Begin Supplied material

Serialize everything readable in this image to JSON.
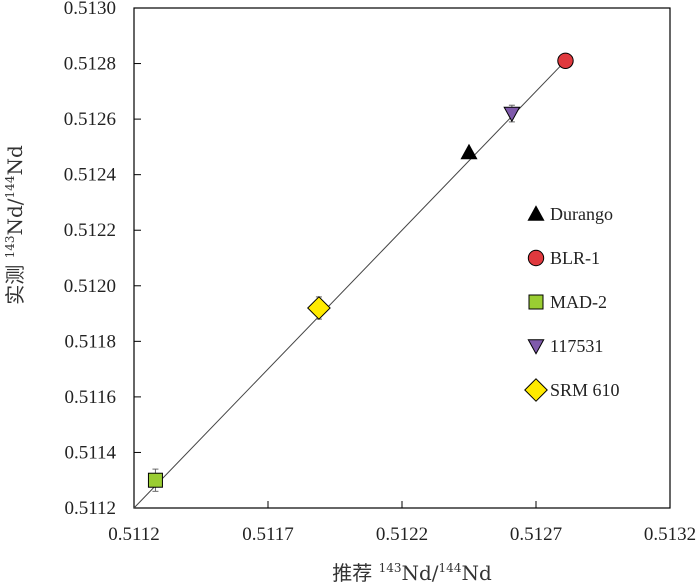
{
  "chart_data": {
    "type": "scatter",
    "xlabel": {
      "prefix": "推荐 ",
      "sup1": "143",
      "mid": "Nd/",
      "sup2": "144",
      "suffix": "Nd"
    },
    "ylabel": {
      "prefix": "实测 ",
      "sup1": "143",
      "mid": "Nd/",
      "sup2": "144",
      "suffix": "Nd"
    },
    "xlim": [
      0.5112,
      0.5132
    ],
    "ylim": [
      0.5112,
      0.513
    ],
    "x_ticks": [
      0.5112,
      0.5117,
      0.5122,
      0.5127,
      0.5132
    ],
    "x_tick_labels": [
      "0.5112",
      "0.5117",
      "0.5122",
      "0.5127",
      "0.5132"
    ],
    "y_ticks": [
      0.5112,
      0.5114,
      0.5116,
      0.5118,
      0.512,
      0.5122,
      0.5124,
      0.5126,
      0.5128,
      0.513
    ],
    "y_tick_labels": [
      "0.5112",
      "0.5114",
      "0.5116",
      "0.5118",
      "0.5120",
      "0.5122",
      "0.5124",
      "0.5126",
      "0.5128",
      "0.5130"
    ],
    "grid": false,
    "legend_position": "right",
    "reference_line": {
      "from": [
        0.5112,
        0.5112
      ],
      "to": [
        0.5128,
        0.5128
      ]
    },
    "series": [
      {
        "name": "Durango",
        "marker": "triangle-up",
        "color": "#000000",
        "x": 0.51245,
        "y": 0.51248,
        "err": 1e-05
      },
      {
        "name": "BLR-1",
        "marker": "circle",
        "color": "#e0393e",
        "x": 0.51281,
        "y": 0.51281,
        "err": 1e-05
      },
      {
        "name": "MAD-2",
        "marker": "square",
        "color": "#9acd32",
        "x": 0.51128,
        "y": 0.5113,
        "err": 4e-05
      },
      {
        "name": "117531",
        "marker": "triangle-down",
        "color": "#7f5aab",
        "x": 0.51261,
        "y": 0.51262,
        "err": 3e-05
      },
      {
        "name": "SRM 610",
        "marker": "diamond",
        "color": "#ffea00",
        "x": 0.51189,
        "y": 0.51192,
        "err": 4e-05
      }
    ]
  }
}
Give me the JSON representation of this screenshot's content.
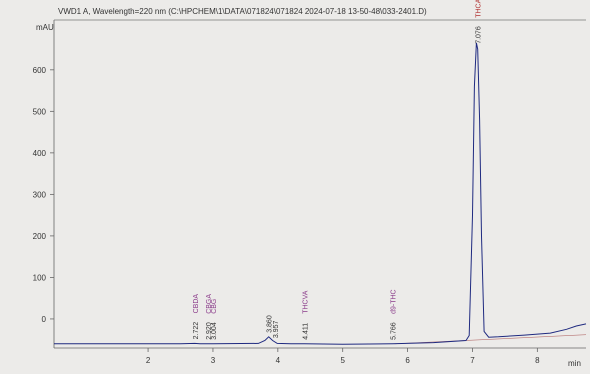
{
  "chart_data": {
    "type": "line",
    "title": "VWD1 A, Wavelength=220 nm (C:\\HPCHEM\\1\\DATA\\071824\\071824 2024-07-18 13-50-48\\033-2401.D)",
    "ylabel": "mAU",
    "xlabel": "min",
    "xlim": [
      0.55,
      8.75
    ],
    "ylim": [
      -70,
      720
    ],
    "x_ticks": [
      2,
      3,
      4,
      5,
      6,
      7,
      8
    ],
    "y_ticks": [
      0,
      100,
      200,
      300,
      400,
      500,
      600
    ],
    "series": [
      {
        "x": [
          0.55,
          2.5,
          2.72,
          2.8,
          3.0,
          3.7,
          3.8,
          3.86,
          3.92,
          3.99,
          4.2,
          4.41,
          5.0,
          5.77,
          6.4,
          6.9,
          6.95,
          7.0,
          7.03,
          7.06,
          7.08,
          7.11,
          7.14,
          7.18,
          7.25,
          7.4,
          7.8,
          8.2,
          8.45,
          8.6,
          8.75
        ],
        "y": [
          -60,
          -60,
          -59,
          -60,
          -60,
          -59,
          -52,
          -43,
          -52,
          -59,
          -60,
          -60,
          -61,
          -60,
          -57,
          -52,
          -40,
          250,
          560,
          665,
          650,
          480,
          200,
          -30,
          -44,
          -43,
          -39,
          -34,
          -25,
          -17,
          -12
        ]
      }
    ],
    "peaks": [
      {
        "rt": "2.722",
        "name": "CBDA"
      },
      {
        "rt": "2.920",
        "name": "CBGA"
      },
      {
        "rt": "3.004",
        "name": "CBG"
      },
      {
        "rt": "3.860",
        "name": ""
      },
      {
        "rt": "3.957",
        "name": ""
      },
      {
        "rt": "4.411",
        "name": "THCVA"
      },
      {
        "rt": "5.766",
        "name": "d9-THC"
      },
      {
        "rt": "7.076",
        "name": "THCA"
      }
    ]
  }
}
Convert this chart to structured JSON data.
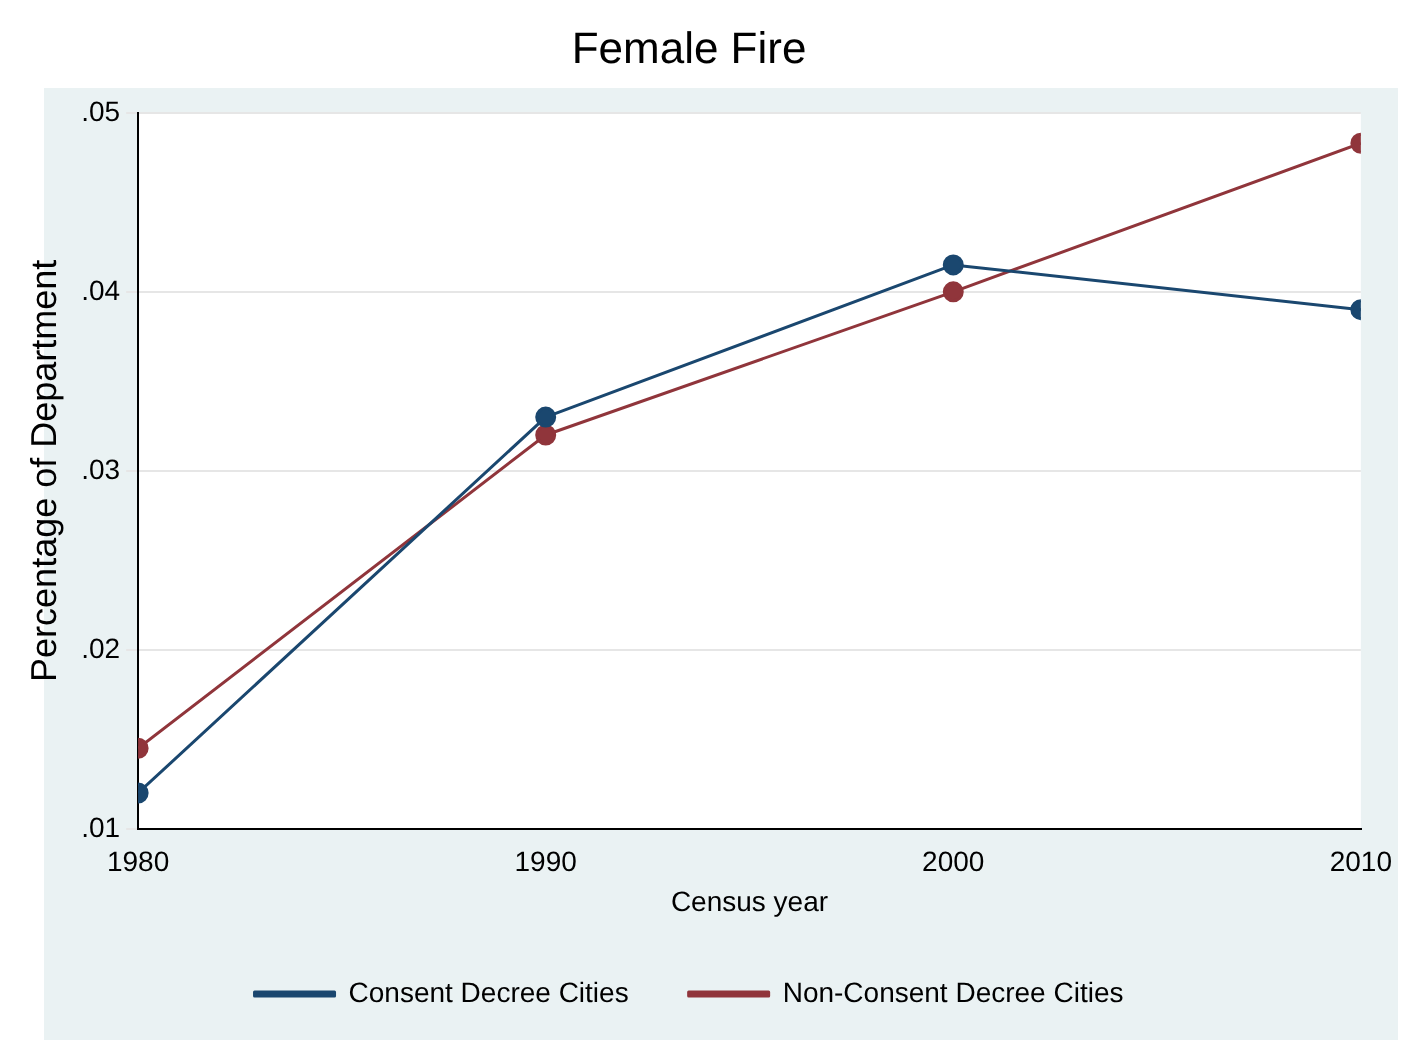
{
  "chart_data": {
    "type": "line",
    "title": "Female Fire",
    "xlabel": "Census year",
    "ylabel": "Percentage of Department",
    "x": [
      1980,
      1990,
      2000,
      2010
    ],
    "series": [
      {
        "name": "Consent Decree Cities",
        "color": "#1a476f",
        "values": [
          0.012,
          0.033,
          0.0415,
          0.039
        ]
      },
      {
        "name": "Non-Consent Decree Cities",
        "color": "#90353b",
        "values": [
          0.0145,
          0.032,
          0.04,
          0.0483
        ]
      }
    ],
    "xlim": [
      1980,
      2010
    ],
    "xticks": [
      1980,
      1990,
      2000,
      2010
    ],
    "ylim": [
      0.01,
      0.05
    ],
    "yticks": [
      {
        "value": 0.01,
        "label": ".01"
      },
      {
        "value": 0.02,
        "label": ".02"
      },
      {
        "value": 0.03,
        "label": ".03"
      },
      {
        "value": 0.04,
        "label": ".04"
      },
      {
        "value": 0.05,
        "label": ".05"
      }
    ],
    "grid": "y",
    "legend": "bottom",
    "marker": "circle",
    "line_style": "solid"
  }
}
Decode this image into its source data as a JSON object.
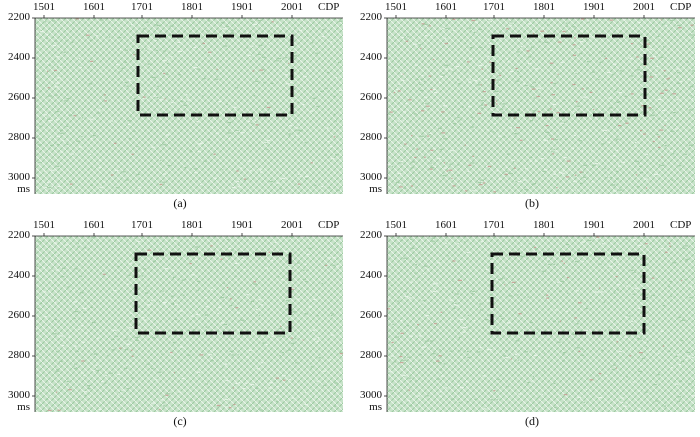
{
  "figure": {
    "panels": [
      {
        "caption": "(a)",
        "x_ticks": [
          "1501",
          "1601",
          "1701",
          "1801",
          "1901",
          "2001"
        ],
        "x_unit": "CDP",
        "y_ticks": [
          "2200",
          "2400",
          "2600",
          "2800",
          "3000"
        ],
        "y_unit": "ms"
      },
      {
        "caption": "(b)",
        "x_ticks": [
          "1501",
          "1601",
          "1701",
          "1801",
          "1901",
          "2001"
        ],
        "x_unit": "CDP",
        "y_ticks": [
          "2200",
          "2400",
          "2600",
          "2800",
          "3000"
        ],
        "y_unit": "ms"
      },
      {
        "caption": "(c)",
        "x_ticks": [
          "1501",
          "1601",
          "1701",
          "1801",
          "1901",
          "2001"
        ],
        "x_unit": "CDP",
        "y_ticks": [
          "2200",
          "2400",
          "2600",
          "2800",
          "3000"
        ],
        "y_unit": "ms"
      },
      {
        "caption": "(d)",
        "x_ticks": [
          "1501",
          "1601",
          "1701",
          "1801",
          "1901",
          "2001"
        ],
        "x_unit": "CDP",
        "y_ticks": [
          "2200",
          "2400",
          "2600",
          "2800",
          "3000"
        ],
        "y_unit": "ms"
      }
    ],
    "colors": {
      "background": "#c7e3c9",
      "noise_dark": "#9cc9a0",
      "noise_light": "#eef7ee",
      "noise_red": "#c69a90",
      "box": "#111111"
    }
  }
}
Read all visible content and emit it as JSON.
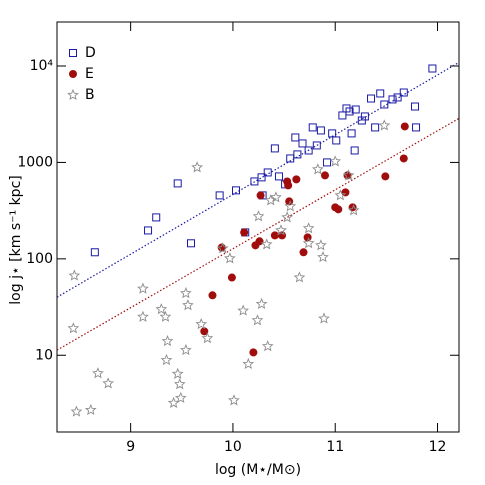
{
  "chart_data": {
    "type": "scatter",
    "xlabel": "log (M⋆/M⊙)",
    "ylabel": "log j⋆ [km s⁻¹ kpc]",
    "xlim": [
      8.28,
      12.21
    ],
    "ylim": [
      1.6,
      28600
    ],
    "ylog": true,
    "xticks": [
      9,
      10,
      11,
      12
    ],
    "yticks": [
      10,
      100,
      1000,
      {
        "value": 10000,
        "label": "10⁴"
      }
    ],
    "legend": "upper left",
    "series": [
      {
        "name": "D",
        "color": "#1a1aa6",
        "marker": "square",
        "x": [
          8.65,
          9.17,
          9.25,
          9.46,
          9.59,
          9.87,
          10.03,
          10.12,
          10.21,
          10.28,
          10.29,
          10.34,
          10.41,
          10.45,
          10.51,
          10.56,
          10.61,
          10.63,
          10.68,
          10.74,
          10.78,
          10.82,
          10.86,
          10.92,
          10.97,
          11.01,
          11.07,
          11.11,
          11.14,
          11.16,
          11.19,
          11.2,
          11.26,
          11.29,
          11.35,
          11.39,
          11.44,
          11.48,
          11.56,
          11.61,
          11.67,
          11.78,
          11.79,
          11.95
        ],
        "values": [
          117,
          197,
          269,
          606,
          145,
          455,
          513,
          188,
          635,
          700,
          455,
          787,
          1397,
          716,
          592,
          1099,
          1815,
          1211,
          1574,
          1330,
          2307,
          1500,
          2146,
          1000,
          2000,
          1690,
          3070,
          3630,
          3377,
          2000,
          1330,
          3540,
          2720,
          2998,
          4600,
          2307,
          5190,
          3990,
          4500,
          4720,
          5310,
          3800,
          2307,
          9420
        ]
      },
      {
        "name": "E",
        "color": "#a00d0d",
        "marker": "circle",
        "x": [
          9.72,
          9.8,
          9.89,
          9.99,
          10.11,
          10.22,
          10.26,
          10.27,
          10.41,
          10.48,
          10.55,
          10.53,
          10.54,
          10.62,
          10.69,
          10.73,
          10.9,
          11.0,
          11.03,
          11.1,
          11.12,
          11.17,
          11.49,
          11.67,
          11.68,
          10.2
        ],
        "values": [
          17.7,
          41.9,
          131,
          64,
          188,
          138,
          152,
          455,
          175,
          175,
          394,
          635,
          578,
          667,
          117,
          167,
          733,
          342,
          326,
          489,
          733,
          342,
          716,
          1099,
          2360,
          10.7
        ]
      },
      {
        "name": "B",
        "color": "#8c8c8c",
        "marker": "star",
        "x": [
          8.45,
          8.44,
          8.68,
          8.47,
          8.61,
          8.78,
          9.12,
          9.12,
          9.3,
          9.34,
          9.36,
          9.35,
          9.54,
          9.56,
          9.46,
          9.48,
          9.49,
          9.42,
          9.54,
          9.69,
          9.75,
          9.65,
          9.9,
          9.97,
          10.01,
          10.1,
          10.15,
          10.24,
          10.25,
          10.28,
          10.33,
          10.34,
          10.37,
          10.42,
          10.47,
          10.53,
          10.56,
          10.65,
          10.74,
          10.74,
          10.83,
          10.86,
          10.88,
          10.89,
          11.05,
          11.13,
          11.18,
          11.48,
          11.0
        ],
        "values": [
          67,
          19,
          6.5,
          2.6,
          2.7,
          5.1,
          49,
          25,
          30,
          25,
          14,
          8.9,
          44,
          33,
          6.4,
          5.0,
          3.6,
          3.2,
          11.3,
          21,
          15,
          887,
          128,
          101,
          3.4,
          29,
          8.1,
          23,
          276,
          34,
          141,
          12.4,
          404,
          434,
          197,
          269,
          350,
          64,
          145,
          207,
          846,
          138,
          104,
          24,
          455,
          733,
          318,
          2415,
          1023
        ]
      }
    ],
    "fit_lines": [
      {
        "color": "#1a1aa6",
        "x": [
          8.28,
          12.21
        ],
        "values": [
          40,
          10900
        ]
      },
      {
        "color": "#a00d0d",
        "x": [
          8.28,
          12.21
        ],
        "values": [
          11.3,
          2860
        ]
      }
    ]
  }
}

End Supplied material

• _Exercise requirements_:
In the entries above, find every line holding the word "triangle" and copy it out.

• _Result of the task_:
        "marker": "triangle-up",
        "marker": "triangle-down",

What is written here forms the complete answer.